**What to work on**
Extract the lines that hold the string "dans".
--- BEGIN ---
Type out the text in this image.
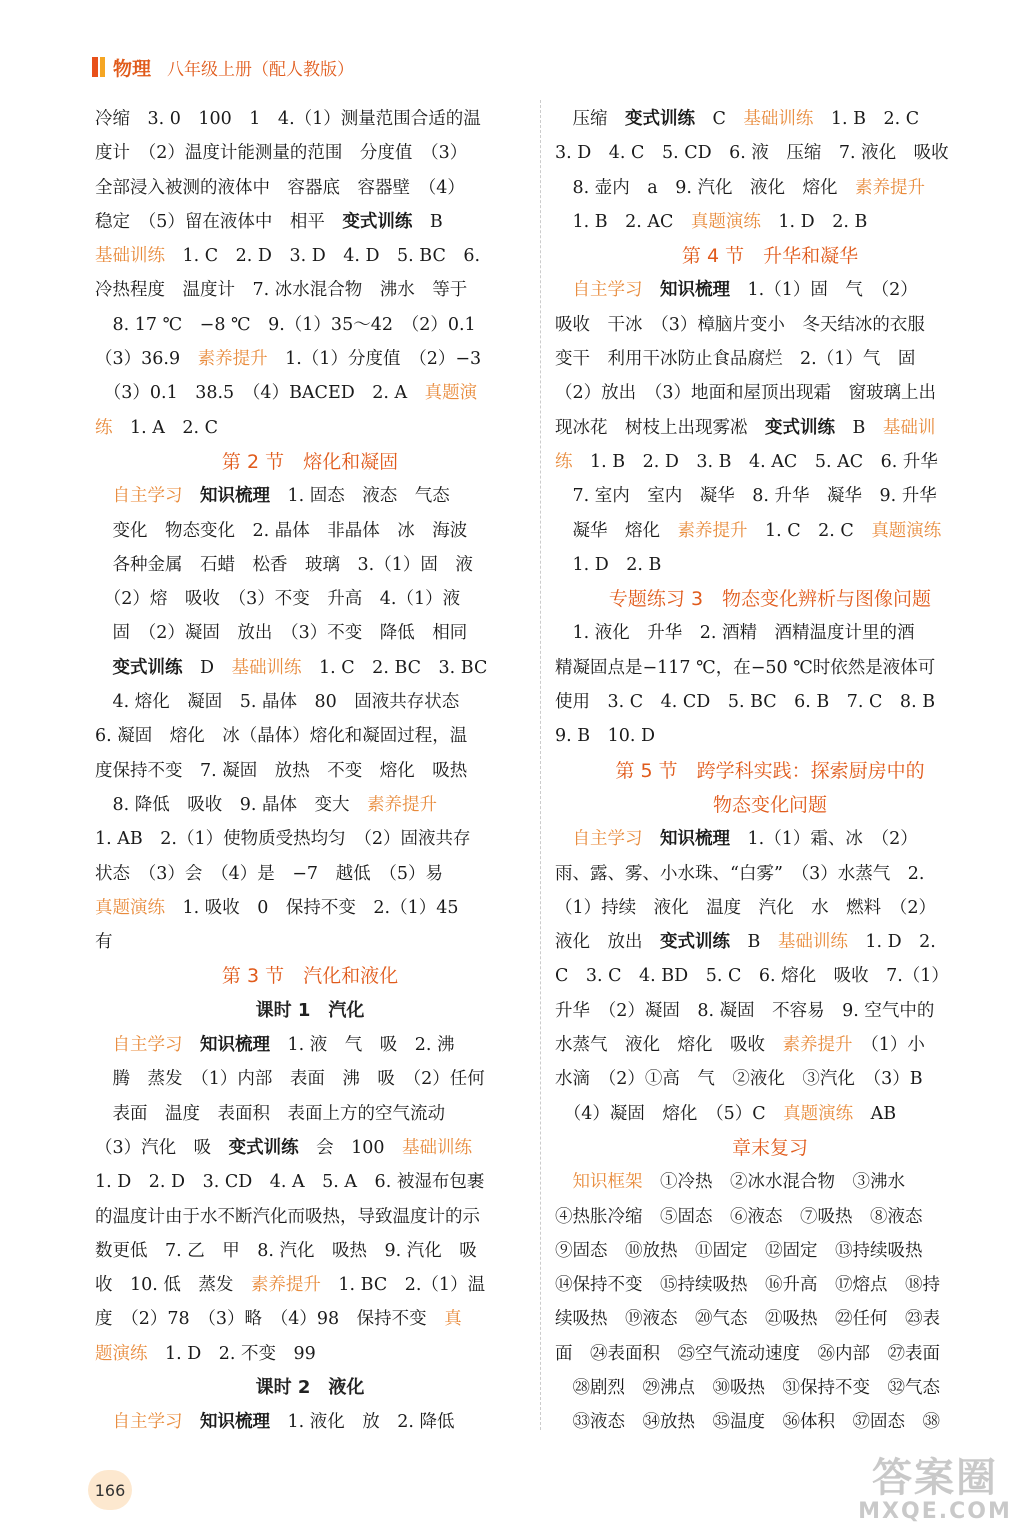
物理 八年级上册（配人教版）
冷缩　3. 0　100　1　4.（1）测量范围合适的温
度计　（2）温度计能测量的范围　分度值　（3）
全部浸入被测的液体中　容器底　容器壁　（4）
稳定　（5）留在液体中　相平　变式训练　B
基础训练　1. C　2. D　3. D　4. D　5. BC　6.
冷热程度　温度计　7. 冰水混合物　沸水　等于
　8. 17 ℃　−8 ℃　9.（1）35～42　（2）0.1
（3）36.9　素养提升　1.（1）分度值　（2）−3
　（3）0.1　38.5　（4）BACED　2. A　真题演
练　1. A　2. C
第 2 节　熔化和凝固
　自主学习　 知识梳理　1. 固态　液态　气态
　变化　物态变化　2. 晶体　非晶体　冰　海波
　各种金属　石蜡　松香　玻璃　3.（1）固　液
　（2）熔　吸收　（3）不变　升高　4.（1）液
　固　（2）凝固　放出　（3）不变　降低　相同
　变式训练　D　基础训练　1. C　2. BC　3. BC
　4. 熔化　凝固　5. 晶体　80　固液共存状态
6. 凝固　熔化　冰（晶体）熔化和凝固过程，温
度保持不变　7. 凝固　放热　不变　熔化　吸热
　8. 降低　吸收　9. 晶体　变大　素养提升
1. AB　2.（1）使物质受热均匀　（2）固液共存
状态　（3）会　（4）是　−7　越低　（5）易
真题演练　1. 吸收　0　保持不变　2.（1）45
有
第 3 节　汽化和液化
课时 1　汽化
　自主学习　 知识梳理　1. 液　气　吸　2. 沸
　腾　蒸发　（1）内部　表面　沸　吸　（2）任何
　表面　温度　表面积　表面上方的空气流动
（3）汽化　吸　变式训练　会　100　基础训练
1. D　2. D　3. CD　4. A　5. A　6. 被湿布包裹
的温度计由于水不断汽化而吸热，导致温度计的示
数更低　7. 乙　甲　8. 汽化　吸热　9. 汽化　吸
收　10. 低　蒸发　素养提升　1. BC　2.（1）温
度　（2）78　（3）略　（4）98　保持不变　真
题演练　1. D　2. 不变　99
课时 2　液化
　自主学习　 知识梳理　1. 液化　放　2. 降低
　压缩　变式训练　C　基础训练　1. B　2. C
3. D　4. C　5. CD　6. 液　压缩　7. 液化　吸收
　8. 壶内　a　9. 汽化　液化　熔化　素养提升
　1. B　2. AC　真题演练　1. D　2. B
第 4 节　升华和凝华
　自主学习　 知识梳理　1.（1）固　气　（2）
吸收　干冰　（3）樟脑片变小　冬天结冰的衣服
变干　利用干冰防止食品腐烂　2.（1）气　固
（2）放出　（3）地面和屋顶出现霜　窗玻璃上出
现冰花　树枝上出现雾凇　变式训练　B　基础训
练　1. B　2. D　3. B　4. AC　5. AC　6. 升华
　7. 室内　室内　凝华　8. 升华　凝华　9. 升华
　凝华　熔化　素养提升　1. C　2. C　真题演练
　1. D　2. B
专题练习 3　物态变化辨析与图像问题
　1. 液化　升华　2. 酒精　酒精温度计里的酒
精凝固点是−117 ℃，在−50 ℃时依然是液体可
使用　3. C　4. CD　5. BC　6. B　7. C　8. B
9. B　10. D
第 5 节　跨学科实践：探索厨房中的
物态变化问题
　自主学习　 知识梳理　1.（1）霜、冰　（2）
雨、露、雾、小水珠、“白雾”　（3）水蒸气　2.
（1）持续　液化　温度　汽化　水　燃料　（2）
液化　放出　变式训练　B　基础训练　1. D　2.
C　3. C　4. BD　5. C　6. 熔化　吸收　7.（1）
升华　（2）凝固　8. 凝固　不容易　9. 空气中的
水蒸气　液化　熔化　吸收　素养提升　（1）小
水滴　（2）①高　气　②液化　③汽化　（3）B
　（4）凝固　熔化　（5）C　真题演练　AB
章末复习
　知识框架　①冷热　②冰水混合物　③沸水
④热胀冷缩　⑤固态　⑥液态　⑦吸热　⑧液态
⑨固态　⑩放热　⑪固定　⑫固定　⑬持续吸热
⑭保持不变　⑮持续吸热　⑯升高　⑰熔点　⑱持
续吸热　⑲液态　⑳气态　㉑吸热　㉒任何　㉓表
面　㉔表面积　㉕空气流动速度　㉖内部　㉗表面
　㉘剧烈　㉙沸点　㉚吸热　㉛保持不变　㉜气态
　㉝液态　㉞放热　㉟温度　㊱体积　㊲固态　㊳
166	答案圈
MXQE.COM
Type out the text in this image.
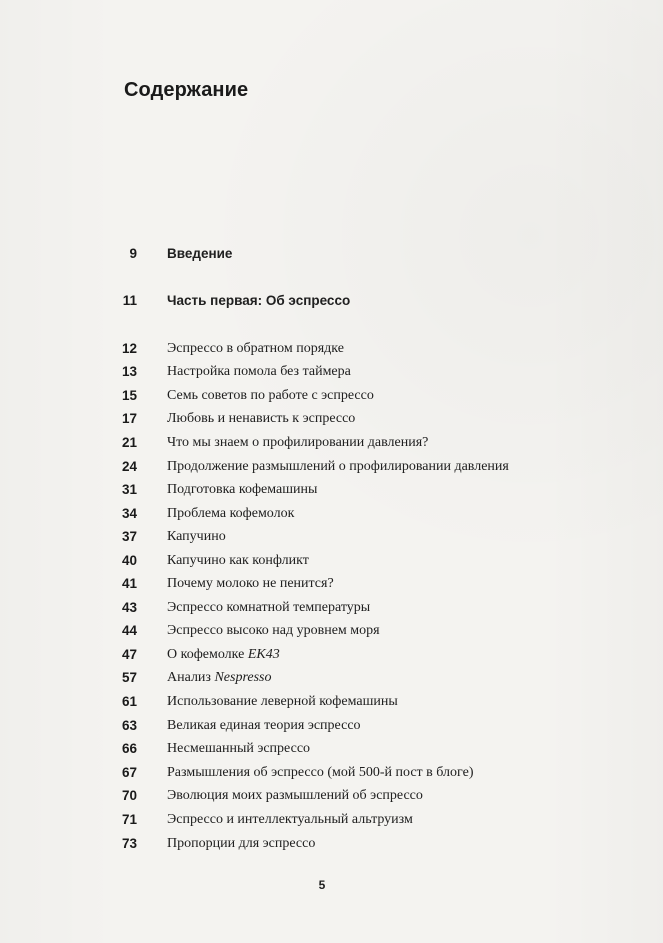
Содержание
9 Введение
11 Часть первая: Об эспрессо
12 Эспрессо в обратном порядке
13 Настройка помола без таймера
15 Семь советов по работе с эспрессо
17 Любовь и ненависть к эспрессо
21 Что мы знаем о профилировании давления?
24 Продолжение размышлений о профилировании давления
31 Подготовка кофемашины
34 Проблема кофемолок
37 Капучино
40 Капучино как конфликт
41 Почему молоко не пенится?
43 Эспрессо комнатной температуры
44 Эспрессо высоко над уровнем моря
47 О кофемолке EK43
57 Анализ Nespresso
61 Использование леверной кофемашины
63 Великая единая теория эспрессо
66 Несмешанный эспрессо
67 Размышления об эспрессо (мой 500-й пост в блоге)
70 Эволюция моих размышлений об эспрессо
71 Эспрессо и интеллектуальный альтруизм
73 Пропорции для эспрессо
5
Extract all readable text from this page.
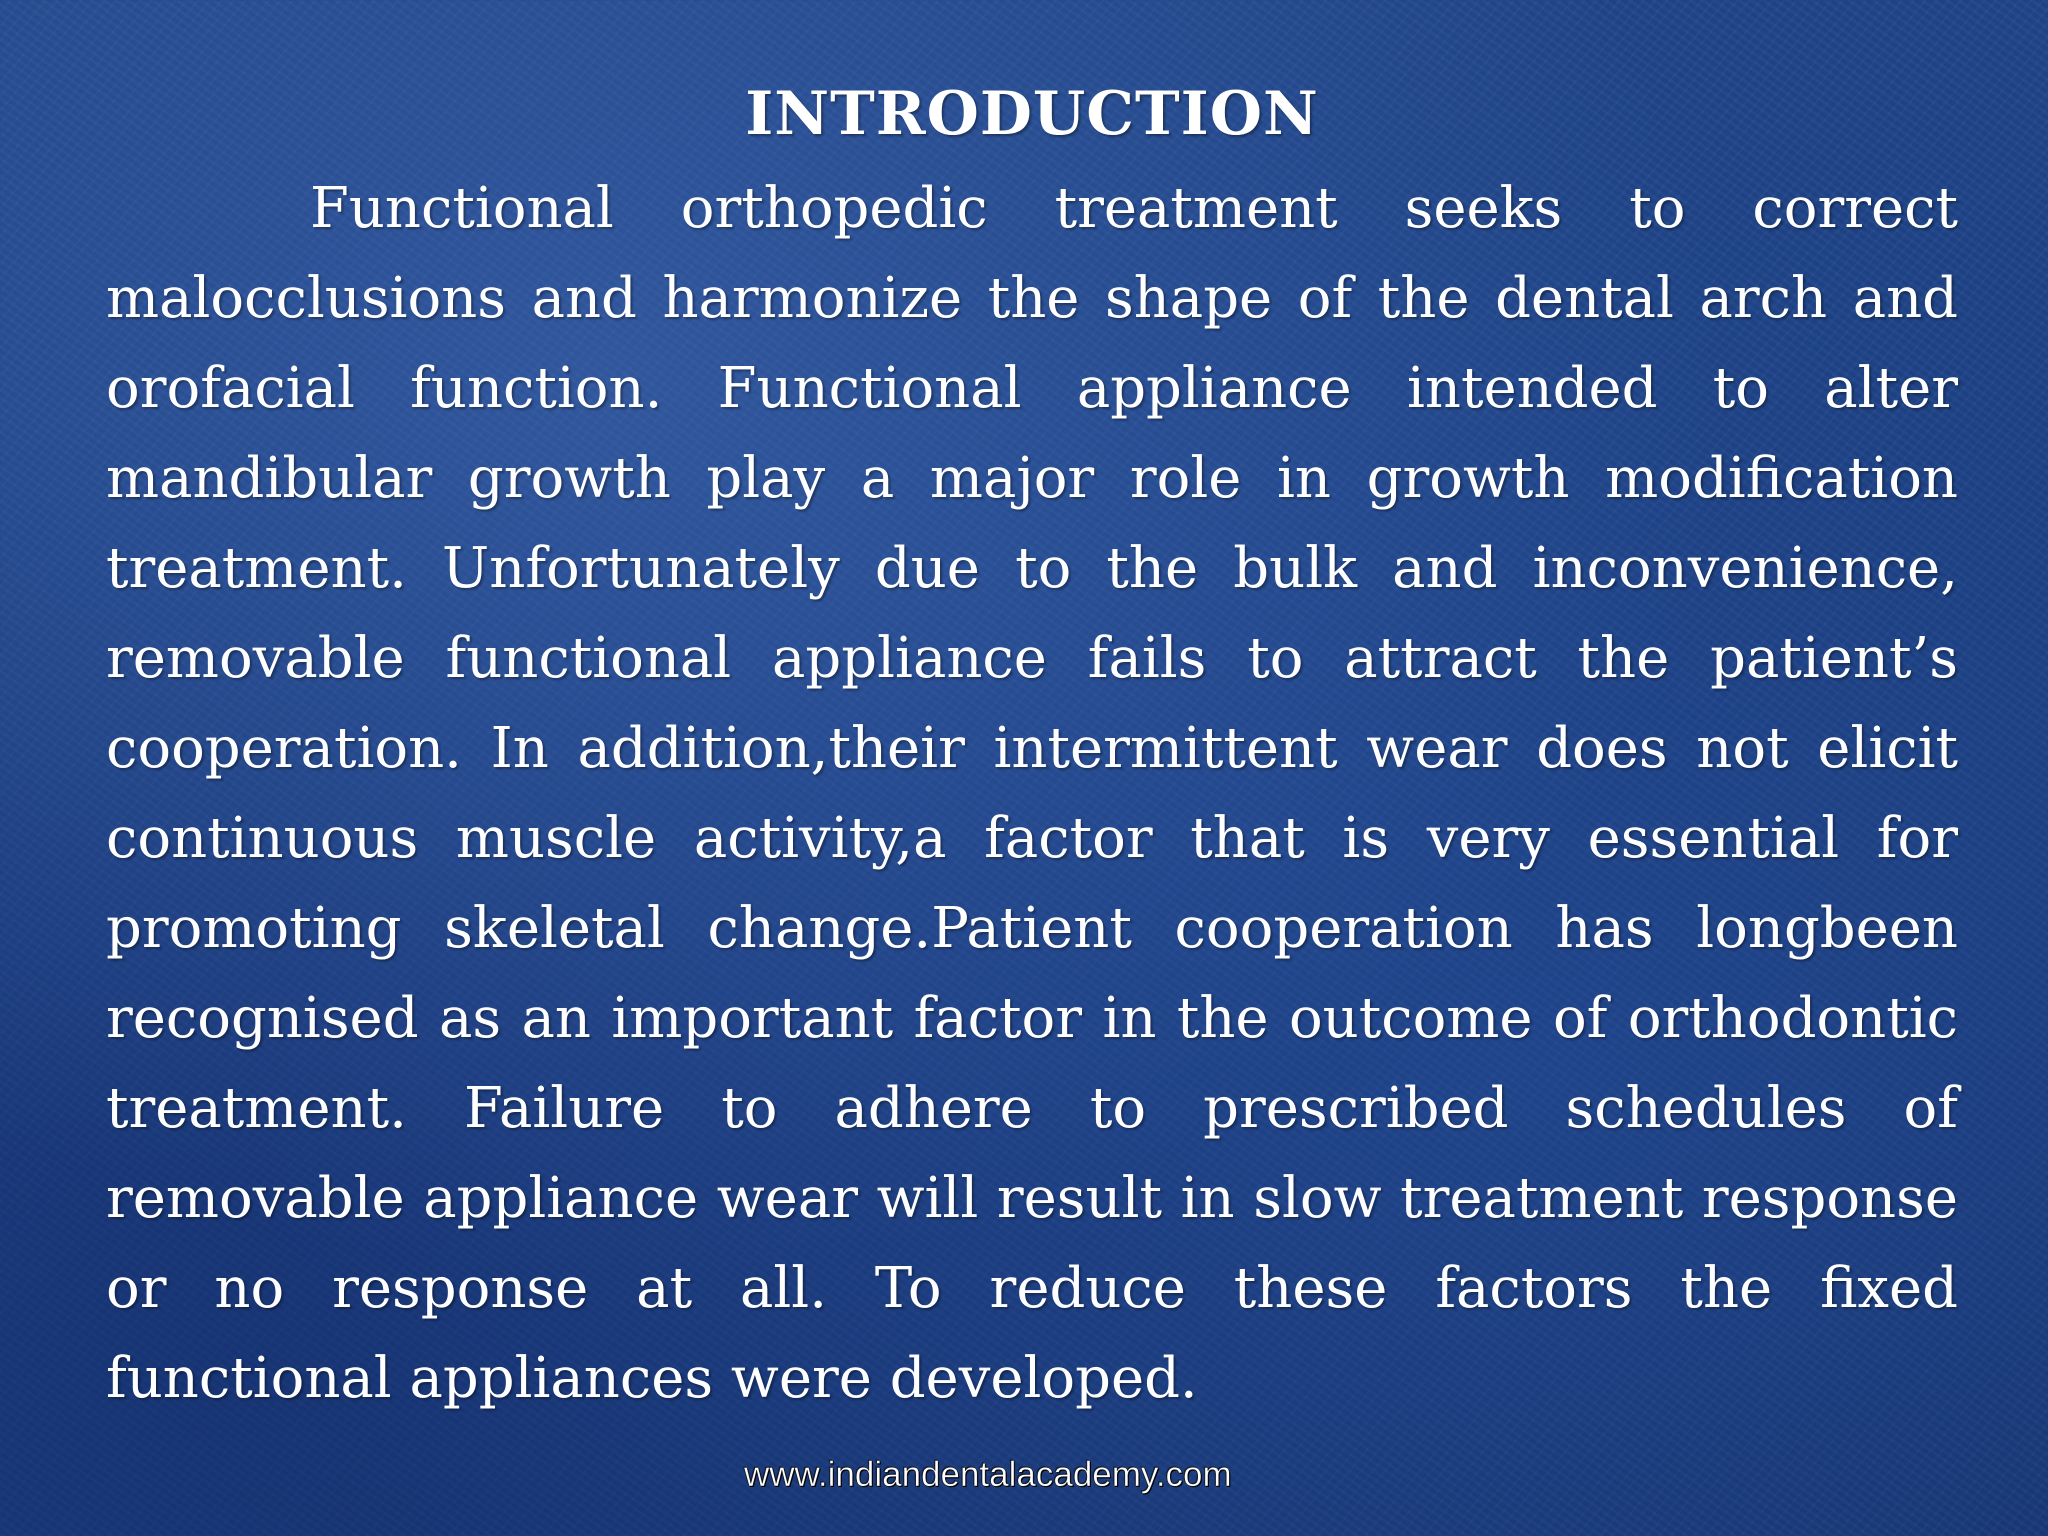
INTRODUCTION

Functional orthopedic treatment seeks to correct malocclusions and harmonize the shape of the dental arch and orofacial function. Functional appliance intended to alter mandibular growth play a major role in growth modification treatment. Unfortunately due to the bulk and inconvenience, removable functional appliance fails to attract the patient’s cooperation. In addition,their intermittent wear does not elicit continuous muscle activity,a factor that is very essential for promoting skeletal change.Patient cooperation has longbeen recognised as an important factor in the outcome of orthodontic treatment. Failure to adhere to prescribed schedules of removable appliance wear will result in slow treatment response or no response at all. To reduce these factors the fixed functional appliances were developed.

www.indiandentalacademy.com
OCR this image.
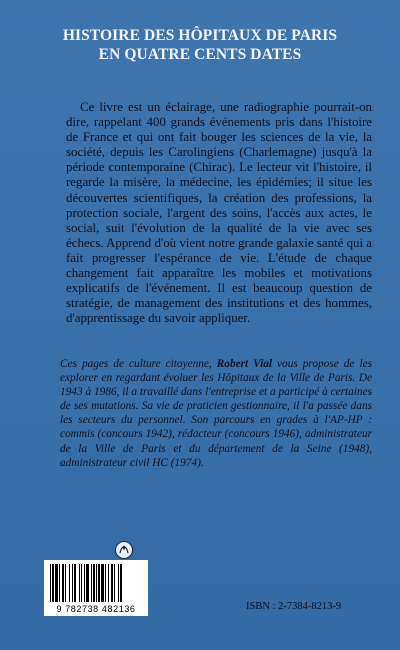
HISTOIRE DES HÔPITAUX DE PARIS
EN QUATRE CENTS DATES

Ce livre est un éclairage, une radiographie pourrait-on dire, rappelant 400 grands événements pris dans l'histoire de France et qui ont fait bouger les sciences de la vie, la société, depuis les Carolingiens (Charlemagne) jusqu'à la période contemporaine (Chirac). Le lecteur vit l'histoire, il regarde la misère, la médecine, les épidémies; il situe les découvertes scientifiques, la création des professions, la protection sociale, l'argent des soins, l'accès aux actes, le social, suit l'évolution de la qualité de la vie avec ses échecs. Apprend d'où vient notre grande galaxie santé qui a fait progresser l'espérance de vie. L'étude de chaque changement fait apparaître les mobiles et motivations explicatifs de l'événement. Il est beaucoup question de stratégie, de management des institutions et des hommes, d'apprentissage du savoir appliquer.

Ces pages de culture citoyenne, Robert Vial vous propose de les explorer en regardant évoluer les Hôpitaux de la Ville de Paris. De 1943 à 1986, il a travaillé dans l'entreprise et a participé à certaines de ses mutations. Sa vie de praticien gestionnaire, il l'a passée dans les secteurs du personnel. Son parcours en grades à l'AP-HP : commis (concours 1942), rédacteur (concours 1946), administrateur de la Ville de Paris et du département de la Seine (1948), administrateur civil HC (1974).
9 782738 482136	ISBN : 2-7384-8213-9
--- END ---
**Solution for this exercise**
Ce livre est un éclairage, une radiographie pourrait-on dire, rappelant 400 grands événements pris dans l'histoire de France et qui ont fait bouger les sciences de la vie, la société, depuis les Carolingiens (Charlemagne) jusqu'à la période contemporaine (Chirac). Le lecteur vit l'histoire, il regarde la misère, la médecine, les épidémies; il situe les découvertes scientifiques, la création des professions, la protection sociale, l'argent des soins, l'accès aux actes, le social, suit l'évolution de la qualité de la vie avec ses échecs. Apprend d'où vient notre grande galaxie santé qui a fait progresser l'espérance de vie. L'étude de chaque changement fait apparaître les mobiles et motivations explicatifs de l'événement. Il est beaucoup question de stratégie, de management des institutions et des hommes, d'apprentissage du savoir appliquer.
Ces pages de culture citoyenne, Robert Vial vous propose de les explorer en regardant évoluer les Hôpitaux de la Ville de Paris. De 1943 à 1986, il a travaillé dans l'entreprise et a participé à certaines de ses mutations. Sa vie de praticien gestionnaire, il l'a passée dans les secteurs du personnel. Son parcours en grades à l'AP-HP : commis (concours 1942), rédacteur (concours 1946), administrateur de la Ville de Paris et du département de la Seine (1948), administrateur civil HC (1974).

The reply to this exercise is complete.